▸ **WHAT YOU ARE ASKED TO DO**: Please report every line from the material that contains the word "data".

— start SUPPLIED MATERIAL —

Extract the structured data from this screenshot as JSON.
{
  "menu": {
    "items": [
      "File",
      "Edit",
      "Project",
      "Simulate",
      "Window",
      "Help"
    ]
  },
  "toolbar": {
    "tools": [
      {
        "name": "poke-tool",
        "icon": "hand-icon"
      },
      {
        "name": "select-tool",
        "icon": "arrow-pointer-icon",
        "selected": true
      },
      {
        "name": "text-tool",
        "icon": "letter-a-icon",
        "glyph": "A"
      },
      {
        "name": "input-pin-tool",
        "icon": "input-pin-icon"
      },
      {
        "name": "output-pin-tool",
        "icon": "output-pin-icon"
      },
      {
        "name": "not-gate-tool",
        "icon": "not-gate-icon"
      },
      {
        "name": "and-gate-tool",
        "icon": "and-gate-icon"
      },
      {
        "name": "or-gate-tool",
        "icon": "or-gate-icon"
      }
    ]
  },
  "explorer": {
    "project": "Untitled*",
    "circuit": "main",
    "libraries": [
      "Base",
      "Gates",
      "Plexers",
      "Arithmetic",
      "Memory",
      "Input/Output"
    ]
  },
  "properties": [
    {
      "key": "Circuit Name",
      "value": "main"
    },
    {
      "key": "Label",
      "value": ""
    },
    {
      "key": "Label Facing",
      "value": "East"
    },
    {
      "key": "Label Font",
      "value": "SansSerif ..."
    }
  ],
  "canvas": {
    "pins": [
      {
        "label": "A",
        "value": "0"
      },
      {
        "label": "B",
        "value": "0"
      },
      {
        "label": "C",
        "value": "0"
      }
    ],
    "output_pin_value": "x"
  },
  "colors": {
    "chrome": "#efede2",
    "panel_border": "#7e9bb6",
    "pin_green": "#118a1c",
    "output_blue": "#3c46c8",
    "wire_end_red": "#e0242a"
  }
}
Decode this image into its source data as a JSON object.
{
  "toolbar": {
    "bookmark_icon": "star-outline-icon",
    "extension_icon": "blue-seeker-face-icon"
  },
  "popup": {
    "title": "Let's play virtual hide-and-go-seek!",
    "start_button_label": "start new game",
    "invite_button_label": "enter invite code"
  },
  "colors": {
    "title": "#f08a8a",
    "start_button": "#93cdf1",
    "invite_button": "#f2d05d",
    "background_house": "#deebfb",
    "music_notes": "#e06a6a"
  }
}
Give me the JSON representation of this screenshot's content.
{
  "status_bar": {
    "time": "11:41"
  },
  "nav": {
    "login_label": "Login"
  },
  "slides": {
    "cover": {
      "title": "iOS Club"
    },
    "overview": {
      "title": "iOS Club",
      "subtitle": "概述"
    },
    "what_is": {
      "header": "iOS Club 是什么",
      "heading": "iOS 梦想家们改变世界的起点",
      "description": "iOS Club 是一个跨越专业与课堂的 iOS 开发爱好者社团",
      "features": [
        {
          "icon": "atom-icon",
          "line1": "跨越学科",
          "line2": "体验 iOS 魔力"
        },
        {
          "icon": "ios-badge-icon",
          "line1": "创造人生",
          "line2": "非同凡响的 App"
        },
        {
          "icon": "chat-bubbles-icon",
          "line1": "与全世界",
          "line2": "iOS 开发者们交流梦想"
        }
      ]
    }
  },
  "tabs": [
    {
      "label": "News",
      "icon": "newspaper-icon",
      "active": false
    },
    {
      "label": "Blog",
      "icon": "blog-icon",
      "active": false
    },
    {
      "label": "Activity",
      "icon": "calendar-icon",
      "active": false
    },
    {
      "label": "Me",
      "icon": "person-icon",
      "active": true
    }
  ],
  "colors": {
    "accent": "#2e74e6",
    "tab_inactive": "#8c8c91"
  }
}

— end SUPPLIED MATERIAL —

▸ **THE REPLY**:
Extract the structured data from this screenshot as JSON.
Decode this image into its source data as a JSON object.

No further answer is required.